▶ Work to complete:
Your task is to copy every line of the entries that contains "ylabel".

▶ Data supplied:

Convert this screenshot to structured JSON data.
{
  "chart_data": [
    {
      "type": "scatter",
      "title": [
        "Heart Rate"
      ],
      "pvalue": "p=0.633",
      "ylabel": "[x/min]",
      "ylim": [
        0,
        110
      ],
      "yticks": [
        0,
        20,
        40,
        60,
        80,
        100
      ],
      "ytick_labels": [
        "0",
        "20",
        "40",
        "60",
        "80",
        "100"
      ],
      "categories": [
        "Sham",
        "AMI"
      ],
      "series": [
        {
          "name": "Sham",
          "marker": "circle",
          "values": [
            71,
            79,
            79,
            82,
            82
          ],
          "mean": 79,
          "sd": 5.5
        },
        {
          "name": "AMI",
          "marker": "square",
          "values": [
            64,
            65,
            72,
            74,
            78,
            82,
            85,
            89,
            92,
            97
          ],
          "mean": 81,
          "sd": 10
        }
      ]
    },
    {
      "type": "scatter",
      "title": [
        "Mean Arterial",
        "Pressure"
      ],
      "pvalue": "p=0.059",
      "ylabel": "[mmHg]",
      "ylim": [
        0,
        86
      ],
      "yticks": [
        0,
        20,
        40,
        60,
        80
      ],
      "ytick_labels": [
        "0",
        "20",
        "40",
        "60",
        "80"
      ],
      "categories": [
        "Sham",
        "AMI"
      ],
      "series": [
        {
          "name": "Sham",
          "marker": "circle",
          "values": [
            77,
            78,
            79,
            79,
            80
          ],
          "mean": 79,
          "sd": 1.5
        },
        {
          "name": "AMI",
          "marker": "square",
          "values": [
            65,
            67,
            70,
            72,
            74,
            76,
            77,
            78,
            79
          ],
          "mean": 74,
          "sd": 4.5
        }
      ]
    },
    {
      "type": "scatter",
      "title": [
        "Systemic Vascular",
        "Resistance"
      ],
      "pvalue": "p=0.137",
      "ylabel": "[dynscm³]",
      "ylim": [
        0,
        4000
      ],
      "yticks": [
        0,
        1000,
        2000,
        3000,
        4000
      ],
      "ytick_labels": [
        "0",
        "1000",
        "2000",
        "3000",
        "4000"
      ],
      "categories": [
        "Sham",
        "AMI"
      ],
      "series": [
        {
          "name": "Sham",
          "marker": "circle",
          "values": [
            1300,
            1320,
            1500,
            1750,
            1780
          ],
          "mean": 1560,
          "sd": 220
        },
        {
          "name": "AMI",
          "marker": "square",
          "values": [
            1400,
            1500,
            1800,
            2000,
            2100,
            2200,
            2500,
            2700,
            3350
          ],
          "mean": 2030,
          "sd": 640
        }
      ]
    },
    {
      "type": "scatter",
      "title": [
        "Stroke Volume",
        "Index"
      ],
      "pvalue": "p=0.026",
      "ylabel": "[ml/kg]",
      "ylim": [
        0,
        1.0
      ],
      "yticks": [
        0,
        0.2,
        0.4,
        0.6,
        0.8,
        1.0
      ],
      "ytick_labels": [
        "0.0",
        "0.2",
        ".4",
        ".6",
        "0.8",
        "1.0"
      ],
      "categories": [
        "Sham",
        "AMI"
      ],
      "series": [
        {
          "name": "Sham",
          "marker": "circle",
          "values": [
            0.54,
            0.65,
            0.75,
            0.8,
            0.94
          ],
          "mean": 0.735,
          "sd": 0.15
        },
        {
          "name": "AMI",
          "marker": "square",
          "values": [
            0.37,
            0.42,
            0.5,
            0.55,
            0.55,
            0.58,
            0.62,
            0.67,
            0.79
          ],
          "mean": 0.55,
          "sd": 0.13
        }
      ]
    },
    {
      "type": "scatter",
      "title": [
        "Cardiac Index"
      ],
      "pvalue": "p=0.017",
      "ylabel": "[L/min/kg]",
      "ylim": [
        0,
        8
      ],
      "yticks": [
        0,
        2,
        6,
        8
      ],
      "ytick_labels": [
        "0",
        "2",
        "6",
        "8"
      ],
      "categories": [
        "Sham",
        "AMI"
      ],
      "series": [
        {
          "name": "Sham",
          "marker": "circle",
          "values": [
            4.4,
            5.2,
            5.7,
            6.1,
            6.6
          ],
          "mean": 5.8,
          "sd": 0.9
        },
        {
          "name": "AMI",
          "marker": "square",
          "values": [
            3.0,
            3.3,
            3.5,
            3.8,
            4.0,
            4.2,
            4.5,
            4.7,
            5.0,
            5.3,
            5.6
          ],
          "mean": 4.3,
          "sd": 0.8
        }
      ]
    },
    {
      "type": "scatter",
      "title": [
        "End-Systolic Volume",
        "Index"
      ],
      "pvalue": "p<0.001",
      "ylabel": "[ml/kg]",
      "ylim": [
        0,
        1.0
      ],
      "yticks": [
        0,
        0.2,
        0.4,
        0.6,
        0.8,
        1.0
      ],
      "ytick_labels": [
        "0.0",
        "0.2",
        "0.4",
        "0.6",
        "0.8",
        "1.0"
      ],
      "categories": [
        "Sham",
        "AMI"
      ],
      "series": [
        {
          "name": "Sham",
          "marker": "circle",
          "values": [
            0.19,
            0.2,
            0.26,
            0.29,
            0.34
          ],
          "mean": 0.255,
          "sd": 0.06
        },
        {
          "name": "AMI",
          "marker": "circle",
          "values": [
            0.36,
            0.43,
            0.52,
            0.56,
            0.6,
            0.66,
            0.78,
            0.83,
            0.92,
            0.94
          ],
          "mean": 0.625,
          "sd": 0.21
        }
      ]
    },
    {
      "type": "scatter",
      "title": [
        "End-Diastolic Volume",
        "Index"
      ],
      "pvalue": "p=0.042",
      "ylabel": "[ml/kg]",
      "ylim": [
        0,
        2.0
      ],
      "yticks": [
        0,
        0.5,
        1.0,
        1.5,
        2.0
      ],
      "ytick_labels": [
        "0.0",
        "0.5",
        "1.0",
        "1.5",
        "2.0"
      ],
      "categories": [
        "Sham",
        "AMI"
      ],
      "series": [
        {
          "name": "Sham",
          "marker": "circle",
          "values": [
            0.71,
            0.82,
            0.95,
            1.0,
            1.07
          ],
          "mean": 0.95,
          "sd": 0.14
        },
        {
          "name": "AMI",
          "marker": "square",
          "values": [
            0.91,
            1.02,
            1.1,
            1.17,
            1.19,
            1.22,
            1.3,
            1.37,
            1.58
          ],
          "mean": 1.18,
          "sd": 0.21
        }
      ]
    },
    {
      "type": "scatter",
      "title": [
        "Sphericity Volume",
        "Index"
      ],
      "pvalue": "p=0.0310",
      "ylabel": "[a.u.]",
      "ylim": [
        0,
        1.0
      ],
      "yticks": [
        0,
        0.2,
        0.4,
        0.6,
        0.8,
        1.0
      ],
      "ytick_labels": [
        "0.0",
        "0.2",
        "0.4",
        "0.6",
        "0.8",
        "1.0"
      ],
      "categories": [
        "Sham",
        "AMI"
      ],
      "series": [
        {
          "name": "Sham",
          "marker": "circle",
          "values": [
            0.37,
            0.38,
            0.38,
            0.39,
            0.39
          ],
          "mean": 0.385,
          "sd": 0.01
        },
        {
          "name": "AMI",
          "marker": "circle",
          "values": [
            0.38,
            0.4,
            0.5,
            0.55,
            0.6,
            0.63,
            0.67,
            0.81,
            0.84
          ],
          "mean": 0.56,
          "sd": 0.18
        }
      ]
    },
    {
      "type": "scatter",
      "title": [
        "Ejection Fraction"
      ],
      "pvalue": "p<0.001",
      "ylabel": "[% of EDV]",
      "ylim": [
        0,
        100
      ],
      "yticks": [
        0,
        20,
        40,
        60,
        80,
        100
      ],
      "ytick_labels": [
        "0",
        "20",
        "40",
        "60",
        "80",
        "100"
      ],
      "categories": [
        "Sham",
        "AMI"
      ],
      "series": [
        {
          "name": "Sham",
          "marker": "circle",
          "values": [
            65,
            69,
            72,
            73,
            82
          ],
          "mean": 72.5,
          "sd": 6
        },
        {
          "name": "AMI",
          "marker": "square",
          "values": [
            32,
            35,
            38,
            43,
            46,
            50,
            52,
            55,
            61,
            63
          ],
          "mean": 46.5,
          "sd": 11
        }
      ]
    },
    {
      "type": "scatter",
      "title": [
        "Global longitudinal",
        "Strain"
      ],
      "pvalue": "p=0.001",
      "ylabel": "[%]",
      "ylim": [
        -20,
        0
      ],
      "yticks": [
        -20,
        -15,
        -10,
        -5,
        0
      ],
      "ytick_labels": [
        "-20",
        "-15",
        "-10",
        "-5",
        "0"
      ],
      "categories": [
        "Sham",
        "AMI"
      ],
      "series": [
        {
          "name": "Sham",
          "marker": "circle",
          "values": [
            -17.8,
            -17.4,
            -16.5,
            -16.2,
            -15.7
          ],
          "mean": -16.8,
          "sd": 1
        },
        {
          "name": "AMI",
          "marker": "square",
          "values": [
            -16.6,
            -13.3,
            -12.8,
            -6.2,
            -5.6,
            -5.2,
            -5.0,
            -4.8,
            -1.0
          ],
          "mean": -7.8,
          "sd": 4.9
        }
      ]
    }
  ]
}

▶ The output:
      "ylabel": "[x/min]",
      "ylabel": "[mmHg]",
      "ylabel": "[dynscm³]",
      "ylabel": "[ml/kg]",
      "ylabel": "[L/min/kg]",
      "ylabel": "[ml/kg]",
      "ylabel": "[ml/kg]",
      "ylabel": "[a.u.]",
      "ylabel": "[% of EDV]",
      "ylabel": "[%]",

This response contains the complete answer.